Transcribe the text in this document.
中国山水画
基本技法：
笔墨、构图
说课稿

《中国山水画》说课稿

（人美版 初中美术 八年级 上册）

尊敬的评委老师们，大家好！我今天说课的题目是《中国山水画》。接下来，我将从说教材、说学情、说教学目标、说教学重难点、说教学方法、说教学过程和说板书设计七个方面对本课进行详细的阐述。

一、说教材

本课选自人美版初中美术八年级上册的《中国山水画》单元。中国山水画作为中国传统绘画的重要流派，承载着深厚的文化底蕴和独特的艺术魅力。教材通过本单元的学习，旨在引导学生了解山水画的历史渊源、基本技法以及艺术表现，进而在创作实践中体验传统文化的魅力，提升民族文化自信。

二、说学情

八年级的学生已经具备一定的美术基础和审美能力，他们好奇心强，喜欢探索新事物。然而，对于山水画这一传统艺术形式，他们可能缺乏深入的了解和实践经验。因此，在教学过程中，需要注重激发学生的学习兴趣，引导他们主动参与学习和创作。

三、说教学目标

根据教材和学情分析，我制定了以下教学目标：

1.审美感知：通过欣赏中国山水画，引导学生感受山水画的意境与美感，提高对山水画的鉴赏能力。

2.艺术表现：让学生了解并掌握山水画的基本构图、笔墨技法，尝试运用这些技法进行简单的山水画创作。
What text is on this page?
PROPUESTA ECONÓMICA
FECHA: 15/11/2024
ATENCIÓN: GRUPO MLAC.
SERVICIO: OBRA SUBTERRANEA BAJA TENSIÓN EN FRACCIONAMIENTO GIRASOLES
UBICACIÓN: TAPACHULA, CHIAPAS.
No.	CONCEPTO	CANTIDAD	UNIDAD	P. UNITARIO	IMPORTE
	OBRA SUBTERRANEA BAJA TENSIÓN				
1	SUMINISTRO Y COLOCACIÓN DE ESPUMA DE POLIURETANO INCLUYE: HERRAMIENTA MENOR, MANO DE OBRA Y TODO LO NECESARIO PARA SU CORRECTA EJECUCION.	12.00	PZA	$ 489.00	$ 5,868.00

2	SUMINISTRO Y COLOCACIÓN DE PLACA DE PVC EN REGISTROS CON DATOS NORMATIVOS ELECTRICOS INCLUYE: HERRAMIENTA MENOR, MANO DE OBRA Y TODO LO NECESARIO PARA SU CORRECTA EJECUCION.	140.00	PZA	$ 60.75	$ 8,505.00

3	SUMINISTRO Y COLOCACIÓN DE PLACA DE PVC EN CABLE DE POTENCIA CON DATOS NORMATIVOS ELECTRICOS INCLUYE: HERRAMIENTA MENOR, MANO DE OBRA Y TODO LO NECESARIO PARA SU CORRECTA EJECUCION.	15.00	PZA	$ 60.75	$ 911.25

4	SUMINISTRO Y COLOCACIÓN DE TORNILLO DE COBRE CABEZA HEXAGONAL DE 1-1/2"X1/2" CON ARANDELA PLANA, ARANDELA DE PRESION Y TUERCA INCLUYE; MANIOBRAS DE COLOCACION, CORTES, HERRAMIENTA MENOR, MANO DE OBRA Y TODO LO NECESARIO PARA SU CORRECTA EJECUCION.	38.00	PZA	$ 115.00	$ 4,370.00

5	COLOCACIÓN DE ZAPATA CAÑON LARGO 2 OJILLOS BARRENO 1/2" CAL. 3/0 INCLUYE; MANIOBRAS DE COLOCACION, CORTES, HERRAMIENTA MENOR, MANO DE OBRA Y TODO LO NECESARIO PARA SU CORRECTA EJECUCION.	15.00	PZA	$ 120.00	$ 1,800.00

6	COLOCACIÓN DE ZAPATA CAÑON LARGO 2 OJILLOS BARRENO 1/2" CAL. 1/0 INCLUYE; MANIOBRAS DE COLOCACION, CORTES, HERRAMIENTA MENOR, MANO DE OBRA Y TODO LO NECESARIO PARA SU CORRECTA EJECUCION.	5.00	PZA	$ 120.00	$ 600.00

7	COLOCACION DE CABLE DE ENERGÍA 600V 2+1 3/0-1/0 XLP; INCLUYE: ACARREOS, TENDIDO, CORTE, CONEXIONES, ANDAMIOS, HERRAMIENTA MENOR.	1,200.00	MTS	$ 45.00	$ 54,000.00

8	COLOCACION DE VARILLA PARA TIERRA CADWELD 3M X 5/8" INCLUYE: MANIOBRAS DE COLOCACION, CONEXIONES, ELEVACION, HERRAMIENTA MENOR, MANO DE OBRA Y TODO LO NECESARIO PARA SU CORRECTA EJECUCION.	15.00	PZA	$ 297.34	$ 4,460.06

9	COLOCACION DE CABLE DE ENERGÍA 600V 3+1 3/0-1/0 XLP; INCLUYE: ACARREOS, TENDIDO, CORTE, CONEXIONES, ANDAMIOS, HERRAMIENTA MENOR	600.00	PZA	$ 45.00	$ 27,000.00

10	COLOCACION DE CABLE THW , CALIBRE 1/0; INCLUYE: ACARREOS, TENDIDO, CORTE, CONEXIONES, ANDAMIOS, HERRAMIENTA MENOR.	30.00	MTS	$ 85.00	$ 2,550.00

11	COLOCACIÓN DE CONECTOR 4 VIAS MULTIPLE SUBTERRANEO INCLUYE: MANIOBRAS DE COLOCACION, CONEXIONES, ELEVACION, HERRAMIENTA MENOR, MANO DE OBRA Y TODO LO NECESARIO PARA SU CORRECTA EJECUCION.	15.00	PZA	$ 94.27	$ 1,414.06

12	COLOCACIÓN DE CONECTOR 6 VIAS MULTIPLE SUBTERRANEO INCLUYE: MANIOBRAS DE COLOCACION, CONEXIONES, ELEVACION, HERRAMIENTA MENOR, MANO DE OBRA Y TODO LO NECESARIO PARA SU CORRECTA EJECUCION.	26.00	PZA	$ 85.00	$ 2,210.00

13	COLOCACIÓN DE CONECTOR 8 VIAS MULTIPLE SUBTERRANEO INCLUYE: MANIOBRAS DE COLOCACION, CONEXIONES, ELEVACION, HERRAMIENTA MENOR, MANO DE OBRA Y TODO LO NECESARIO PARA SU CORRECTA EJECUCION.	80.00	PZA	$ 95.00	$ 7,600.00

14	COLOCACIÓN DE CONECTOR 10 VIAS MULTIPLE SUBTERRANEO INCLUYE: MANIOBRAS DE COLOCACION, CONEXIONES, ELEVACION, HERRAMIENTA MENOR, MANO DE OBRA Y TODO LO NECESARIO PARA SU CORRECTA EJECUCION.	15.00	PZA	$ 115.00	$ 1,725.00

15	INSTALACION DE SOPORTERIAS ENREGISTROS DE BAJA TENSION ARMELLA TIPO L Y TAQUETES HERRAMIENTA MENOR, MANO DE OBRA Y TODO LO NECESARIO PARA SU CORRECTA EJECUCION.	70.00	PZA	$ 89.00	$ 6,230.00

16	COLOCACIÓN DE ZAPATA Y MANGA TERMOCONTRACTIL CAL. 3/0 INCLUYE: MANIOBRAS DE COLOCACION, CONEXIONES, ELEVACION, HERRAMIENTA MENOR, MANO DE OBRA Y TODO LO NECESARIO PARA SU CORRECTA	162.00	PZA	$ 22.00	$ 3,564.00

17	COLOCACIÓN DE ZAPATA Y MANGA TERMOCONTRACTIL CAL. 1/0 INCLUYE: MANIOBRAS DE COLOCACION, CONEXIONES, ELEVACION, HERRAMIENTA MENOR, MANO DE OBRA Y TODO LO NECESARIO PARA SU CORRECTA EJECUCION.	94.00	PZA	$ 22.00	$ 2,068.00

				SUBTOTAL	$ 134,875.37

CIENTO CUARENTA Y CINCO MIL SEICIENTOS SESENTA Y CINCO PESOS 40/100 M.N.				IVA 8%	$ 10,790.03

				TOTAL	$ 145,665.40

TO DO –
Report only the number of lines that hold the string "TENSIÓN" in this listing.

ANSWER –
2